**Short exercise**
Copy out all the entries word for word.

Begin Records to process

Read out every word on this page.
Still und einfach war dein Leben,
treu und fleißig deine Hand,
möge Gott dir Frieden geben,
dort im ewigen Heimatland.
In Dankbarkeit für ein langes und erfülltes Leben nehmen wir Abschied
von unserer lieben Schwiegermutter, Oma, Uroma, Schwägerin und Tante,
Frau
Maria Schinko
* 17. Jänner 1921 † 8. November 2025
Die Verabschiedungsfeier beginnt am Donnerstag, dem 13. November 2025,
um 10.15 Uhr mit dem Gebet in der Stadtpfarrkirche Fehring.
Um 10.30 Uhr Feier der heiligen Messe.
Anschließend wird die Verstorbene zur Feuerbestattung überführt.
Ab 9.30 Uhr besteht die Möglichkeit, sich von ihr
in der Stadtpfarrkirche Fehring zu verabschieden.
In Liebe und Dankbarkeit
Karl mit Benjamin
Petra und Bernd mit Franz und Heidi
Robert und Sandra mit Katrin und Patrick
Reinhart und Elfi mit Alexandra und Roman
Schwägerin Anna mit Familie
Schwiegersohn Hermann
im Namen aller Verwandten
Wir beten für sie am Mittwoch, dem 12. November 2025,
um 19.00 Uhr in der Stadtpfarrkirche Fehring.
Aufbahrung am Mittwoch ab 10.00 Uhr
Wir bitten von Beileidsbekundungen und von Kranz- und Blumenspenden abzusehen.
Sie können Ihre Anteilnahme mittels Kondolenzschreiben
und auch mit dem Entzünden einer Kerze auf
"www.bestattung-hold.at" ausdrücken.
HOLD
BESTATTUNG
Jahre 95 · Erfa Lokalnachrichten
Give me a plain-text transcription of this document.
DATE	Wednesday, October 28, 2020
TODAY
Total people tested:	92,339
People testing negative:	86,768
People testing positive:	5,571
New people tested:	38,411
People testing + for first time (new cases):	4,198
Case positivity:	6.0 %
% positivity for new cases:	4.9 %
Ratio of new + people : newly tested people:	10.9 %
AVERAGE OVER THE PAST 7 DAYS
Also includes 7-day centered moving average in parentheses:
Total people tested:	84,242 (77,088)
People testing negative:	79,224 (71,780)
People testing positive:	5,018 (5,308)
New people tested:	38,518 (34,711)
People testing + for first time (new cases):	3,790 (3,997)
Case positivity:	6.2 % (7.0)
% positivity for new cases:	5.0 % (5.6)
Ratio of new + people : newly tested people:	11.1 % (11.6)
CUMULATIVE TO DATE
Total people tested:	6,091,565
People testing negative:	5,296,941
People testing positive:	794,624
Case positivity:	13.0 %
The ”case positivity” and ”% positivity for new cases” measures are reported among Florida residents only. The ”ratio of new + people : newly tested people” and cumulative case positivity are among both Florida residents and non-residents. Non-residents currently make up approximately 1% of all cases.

End Records to process

**Complete output**
Read out every word on this page.
Still und einfach war dein Leben,
treu und fleißig deine Hand,
möge Gott dir Frieden geben,
dort im ewigen Heimatland.
In Dankbarkeit für ein langes und erfülltes Leben nehmen wir Abschied
von unserer lieben Schwiegermutter, Oma, Uroma, Schwägerin und Tante,
Frau
Maria Schinko
* 17. Jänner 1921 † 8. November 2025
Die Verabschiedungsfeier beginnt am Donnerstag, dem 13. November 2025,
um 10.15 Uhr mit dem Gebet in der Stadtpfarrkirche Fehring.
Um 10.30 Uhr Feier der heiligen Messe.
Anschließend wird die Verstorbene zur Feuerbestattung überführt.
Ab 9.30 Uhr besteht die Möglichkeit, sich von ihr
in der Stadtpfarrkirche Fehring zu verabschieden.
In Liebe und Dankbarkeit
Karl mit Benjamin
Petra und Bernd mit Franz und Heidi
Robert und Sandra mit Katrin und Patrick
Reinhart und Elfi mit Alexandra und Roman
Schwägerin Anna mit Familie
Schwiegersohn Hermann
im Namen aller Verwandten
Wir beten für sie am Mittwoch, dem 12. November 2025,
um 19.00 Uhr in der Stadtpfarrkirche Fehring.
Aufbahrung am Mittwoch ab 10.00 Uhr
Wir bitten von Beileidsbekundungen und von Kranz- und Blumenspenden abzusehen.
Sie können Ihre Anteilnahme mittels Kondolenzschreiben
und auch mit dem Entzünden einer Kerze auf
"www.bestattung-hold.at" ausdrücken.
HOLD
BESTATTUNG
Jahre 95 · Erfa Lokalnachrichten
Give me a plain-text transcription of this document.
DATE	Wednesday, October 28, 2020
TODAY
Total people tested:	92,339
People testing negative:	86,768
People testing positive:	5,571
New people tested:	38,411
People testing + for first time (new cases):	4,198
Case positivity:	6.0 %
% positivity for new cases:	4.9 %
Ratio of new + people : newly tested people:	10.9 %
AVERAGE OVER THE PAST 7 DAYS
Also includes 7-day centered moving average in parentheses:
Total people tested:	84,242 (77,088)
People testing negative:	79,224 (71,780)
People testing positive:	5,018 (5,308)
New people tested:	38,518 (34,711)
People testing + for first time (new cases):	3,790 (3,997)
Case positivity:	6.2 % (7.0)
% positivity for new cases:	5.0 % (5.6)
Ratio of new + people : newly tested people:	11.1 % (11.6)
CUMULATIVE TO DATE
Total people tested:	6,091,565
People testing negative:	5,296,941
People testing positive:	794,624
Case positivity:	13.0 %
The ”case positivity” and ”% positivity for new cases” measures are reported among Florida residents only. The ”ratio of new + people : newly tested people” and cumulative case positivity are among both Florida residents and non-residents. Non-residents currently make up approximately 1% of all cases.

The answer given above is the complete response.